___ INPUT ___
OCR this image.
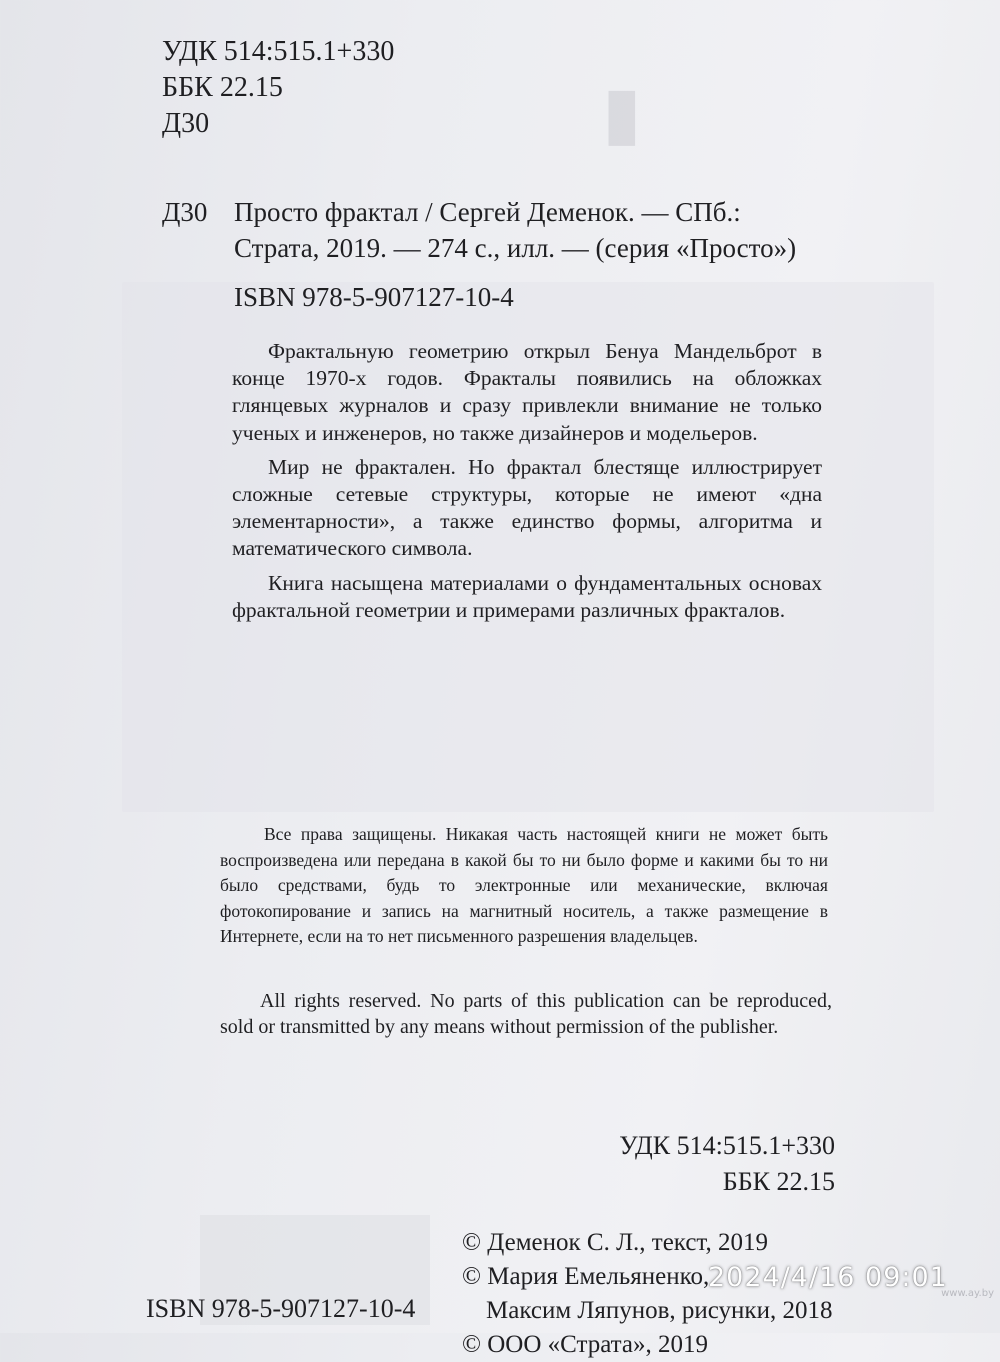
▮
УДК 514:515.1+330
ББК 22.15
Д30
Д30 Просто фрактал / Сергей Деменок. — СПб.:
Страта, 2019. — 274 с., илл. — (серия «Просто»)
ISBN 978-5-907127-10-4

Фрактальную геометрию открыл Бенуа Мандельброт в конце 1970-х годов. Фракталы появились на обложках глянцевых журналов и сразу привлекли внимание не только ученых и инженеров, но также дизайнеров и модельеров.

Мир не фрактален. Но фрактал блестяще иллюстрирует сложные сетевые структуры, которые не имеют «дна элементарности», а также единство формы, алгоритма и математического символа.

Книга насыщена материалами о фундаментальных основах фрактальной геометрии и примерами различных фракталов.

Все права защищены. Никакая часть настоящей книги не может быть воспроизведена или передана в какой бы то ни было форме и какими бы то ни было средствами, будь то электронные или механические, включая фотокопирование и запись на магнитный носитель, а также размещение в Интернете, если на то нет письменного разрешения владельцев.
All rights reserved. No parts of this publication can be reproduced, sold or transmitted by any means without permission of the publisher.
УДК 514:515.1+330
ББК 22.15
© Деменок С. Л., текст, 2019
© Мария Емельяненко,
Максим Ляпунов, рисунки, 2018
© ООО «Страта», 2019
ISBN 978-5-907127-10-4
2024/4/16 09:01
www.ay.by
___
# TASK TO COMPLETE
Write the entries above out again exactly, but not the pictures.

# THE COMPLETED TASK
OCR this image.
▮
УДК 514:515.1+330
ББК 22.15
Д30
Д30 Просто фрактал / Сергей Деменок. — СПб.:
Страта, 2019. — 274 с., илл. — (серия «Просто»)
ISBN 978-5-907127-10-4

Фрактальную геометрию открыл Бенуа Мандельброт в конце 1970-х годов. Фракталы появились на обложках глянцевых журналов и сразу привлекли внимание не только ученых и инженеров, но также дизайнеров и модельеров.

Мир не фрактален. Но фрактал блестяще иллюстрирует сложные сетевые структуры, которые не имеют «дна элементарности», а также единство формы, алгоритма и математического символа.

Книга насыщена материалами о фундаментальных основах фрактальной геометрии и примерами различных фракталов.

Все права защищены. Никакая часть настоящей книги не может быть воспроизведена или передана в какой бы то ни было форме и какими бы то ни было средствами, будь то электронные или механические, включая фотокопирование и запись на магнитный носитель, а также размещение в Интернете, если на то нет письменного разрешения владельцев.
All rights reserved. No parts of this publication can be reproduced, sold or transmitted by any means without permission of the publisher.
УДК 514:515.1+330
ББК 22.15
© Деменок С. Л., текст, 2019
© Мария Емельяненко,
Максим Ляпунов, рисунки, 2018
© ООО «Страта», 2019
ISBN 978-5-907127-10-4
2024/4/16 09:01
www.ay.by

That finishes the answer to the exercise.